━━━ BACAAN SUMBER

KOMPAS.com - Peneliti utama uji klinis fase III vaksin Zifivax Universitas Padjadjaran (Unpad), Rodman Taringan mengatakan proses uji klinis fase III vaksin Covid-19 Zifivax yang dilakukan peneliti Unpad menghasilkan angka efikasi sebesar 81,51 persen.
Dari hasil efikasi ini, BPOM telah mengeluarkan izin penggunaan darurat terhadap vaksin yang dikembangkan Anhui Zhifei Longcom Biopharmaceutical, Tiongkok tersebut.
Rodman menjelaskan, proses uji klinis tersebut mengikutsertakan 2.000 relawan di Bandung dan 2.000 relawan di Jakarta. Tidak hanya berusia 18-59 tahun, relawan yang ikut juga berasal di kelompok usia 60 tahun ke atas.
“Efikasi untuk orang usia 18-59 tahun sebesar 81,51 persen, sedangkan di atas 60 tahun efikasinya 87,58 persen,” kata Rodman, Jumat (8/10/2021), seperti dirangkum dari laman Unpad.
Ia menjelaskan, angka efikasi vaksin Zifivax telah melampaui rekomendasi dari WHO, yaitu di atas 50 persen. Selain itu, vaksin ini juga ampuh terhadap varian Covid-19 yang lebih berat, salah satunya varian Delta. Efikasi dari vaksin Zifivax terhadap varian Delta adalah 77,47 persen.
Efek samping Zifivax mirip Sinovac
Lebih lanjut Rodman menjelaskan, pada uji klinis tersebut, relawan ada yang mendapatkan vaksin dan plasebo (vaksin kosong). Proses penyuntikan dilakukan tiga kali dengan jarak satu bulan.
“Dari situ kita lihat berapa yang sakit. Kemudian kalau sakit derajatnya berapa, apakah ringan atau berat sampai dirawat, itu kita lihat,” imbuhnya.
Secara umum, jelas dia, vaksin Zifivax tidak menimbulkan kejadian ikutan pasca-imunisasi (KIPI) yang serius. Bahkan, KIPI pada vaksin ini hampir sama dengan vaksin Sinovac, yaitu nyeri di bekas suntikan, sakit kepala, kelelahan, demam, hingga nyeri otot.
Rodman menuturkan, beberapa relawan sempat mengalami kejadian serius. Namun, sebagian besar yang mengalami kejadian serius adalah mereka yang mendapatkan plasebo.
“Setiap vaksin memang tidak 100 persen mencegah, tetapi ada faktor lain yang memengaruhi seperti daya tahan tubuh, status gizi, faktor penyakit yang memengaruhi imunitasnya, hingga faktor usia,” tuturnya.
Dijelaskan, vaksin Zifivax merupakan vaksin rekombinan atau sub-unit protein. Artinya, platform vaksin ini diambil dari spike glikoprotein atau bagian kecil virus yang akan memicu kekebalan tubuh saat disuntikkan ke tubuh manusia. Ini berbeda dengan jenis vaksin Sinovac yang diambil dari virus yang dimatikan atau diinaktivasi.

━━━━━━
━━━ DAFTAR ENTRI

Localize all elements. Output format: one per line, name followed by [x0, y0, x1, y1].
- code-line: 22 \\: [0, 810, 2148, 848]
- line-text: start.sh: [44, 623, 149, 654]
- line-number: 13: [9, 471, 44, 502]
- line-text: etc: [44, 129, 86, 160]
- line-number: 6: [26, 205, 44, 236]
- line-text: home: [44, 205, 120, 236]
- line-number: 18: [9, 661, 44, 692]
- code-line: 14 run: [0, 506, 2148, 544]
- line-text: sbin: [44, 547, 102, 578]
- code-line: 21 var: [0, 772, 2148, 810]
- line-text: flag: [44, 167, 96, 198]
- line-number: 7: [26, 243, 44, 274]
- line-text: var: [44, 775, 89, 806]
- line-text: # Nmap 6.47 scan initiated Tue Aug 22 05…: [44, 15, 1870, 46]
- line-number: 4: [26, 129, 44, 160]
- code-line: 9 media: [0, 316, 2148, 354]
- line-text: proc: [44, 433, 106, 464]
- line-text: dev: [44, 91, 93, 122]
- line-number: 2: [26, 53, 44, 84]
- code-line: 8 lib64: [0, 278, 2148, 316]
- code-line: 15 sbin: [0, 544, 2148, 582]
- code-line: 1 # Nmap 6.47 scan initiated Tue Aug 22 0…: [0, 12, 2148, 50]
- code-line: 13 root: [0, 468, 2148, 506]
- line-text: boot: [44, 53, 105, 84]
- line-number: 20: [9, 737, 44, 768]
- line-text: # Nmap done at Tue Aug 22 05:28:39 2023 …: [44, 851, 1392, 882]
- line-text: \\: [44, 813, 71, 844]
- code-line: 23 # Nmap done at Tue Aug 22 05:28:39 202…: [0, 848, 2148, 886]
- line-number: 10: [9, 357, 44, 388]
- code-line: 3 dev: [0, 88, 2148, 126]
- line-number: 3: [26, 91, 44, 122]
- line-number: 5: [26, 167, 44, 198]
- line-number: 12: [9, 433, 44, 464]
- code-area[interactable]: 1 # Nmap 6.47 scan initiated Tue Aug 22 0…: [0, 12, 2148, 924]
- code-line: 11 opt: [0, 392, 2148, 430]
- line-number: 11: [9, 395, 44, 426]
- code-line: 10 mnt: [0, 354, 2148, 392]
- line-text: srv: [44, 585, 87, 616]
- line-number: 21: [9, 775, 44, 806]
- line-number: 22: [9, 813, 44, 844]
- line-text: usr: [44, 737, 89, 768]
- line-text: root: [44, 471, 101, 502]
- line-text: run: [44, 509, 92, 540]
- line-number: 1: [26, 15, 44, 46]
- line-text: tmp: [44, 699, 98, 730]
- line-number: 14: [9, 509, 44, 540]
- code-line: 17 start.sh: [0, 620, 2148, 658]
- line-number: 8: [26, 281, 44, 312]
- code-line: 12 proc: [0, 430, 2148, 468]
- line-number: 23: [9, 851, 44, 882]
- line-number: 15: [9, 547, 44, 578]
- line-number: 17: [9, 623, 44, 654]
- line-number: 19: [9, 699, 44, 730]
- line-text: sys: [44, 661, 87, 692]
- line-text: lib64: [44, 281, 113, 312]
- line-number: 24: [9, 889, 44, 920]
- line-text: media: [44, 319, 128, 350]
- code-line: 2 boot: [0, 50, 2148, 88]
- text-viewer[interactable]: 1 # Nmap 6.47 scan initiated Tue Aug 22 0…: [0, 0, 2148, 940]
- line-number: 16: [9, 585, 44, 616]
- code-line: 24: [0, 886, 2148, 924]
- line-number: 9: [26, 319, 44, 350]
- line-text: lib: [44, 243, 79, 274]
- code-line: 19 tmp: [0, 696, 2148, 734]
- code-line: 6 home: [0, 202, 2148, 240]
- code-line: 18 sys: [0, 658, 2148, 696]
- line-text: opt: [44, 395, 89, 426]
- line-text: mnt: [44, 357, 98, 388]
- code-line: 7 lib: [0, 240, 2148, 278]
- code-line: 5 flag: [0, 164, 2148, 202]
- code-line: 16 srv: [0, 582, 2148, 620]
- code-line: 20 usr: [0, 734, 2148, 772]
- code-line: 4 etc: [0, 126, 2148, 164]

━━━━━━

### DAFTAR KEGIATAN
1. Salin dengan tepat bagian bacaan tentang vaksin Zifivax mulai dari "Efek samping Zifivax" hingga "jarak satu bulan.", termasuk kedua kutipan kata tersebut.
2. Jawablah pertanyaan berikut berdasarkan bacaan tentang vaksin Zifivax.
(a) Berapa jumlah relawan uji klinis di Bandung?
(b) Berapa efikasi vaksin Zifivax terhadap varian Delta?
(c) Berapa kali penyuntikan dilakukan dalam uji klinis, dan berapa jaraknya?
3. Ringkas paragraf dalam bacaan tentang vaksin Zifivax yang diawali "Secara umum, jelas dia" menjadi lebih singkat dengan tetap memuat fakta utamanya.

### JAWABAN BERNOMOR
1.
Efek samping Zifivax mirip Sinovac
Lebih lanjut Rodman menjelaskan, pada uji klinis tersebut, relawan ada yang mendapatkan vaksin dan plasebo (vaksin kosong). Proses penyuntikan dilakukan tiga kali dengan jarak satu bulan.

2.
(a) 2.000 relawan.
(b) 77,47 persen.
(c) Tiga kali, dengan jarak satu bulan.

3. Vaksin Zifivax umumnya tidak menimbulkan KIPI serius. KIPI-nya hampir sama dengan vaksin Sinovac, yaitu nyeri di bekas suntikan, sakit kepala, kelelahan, demam, dan nyeri otot.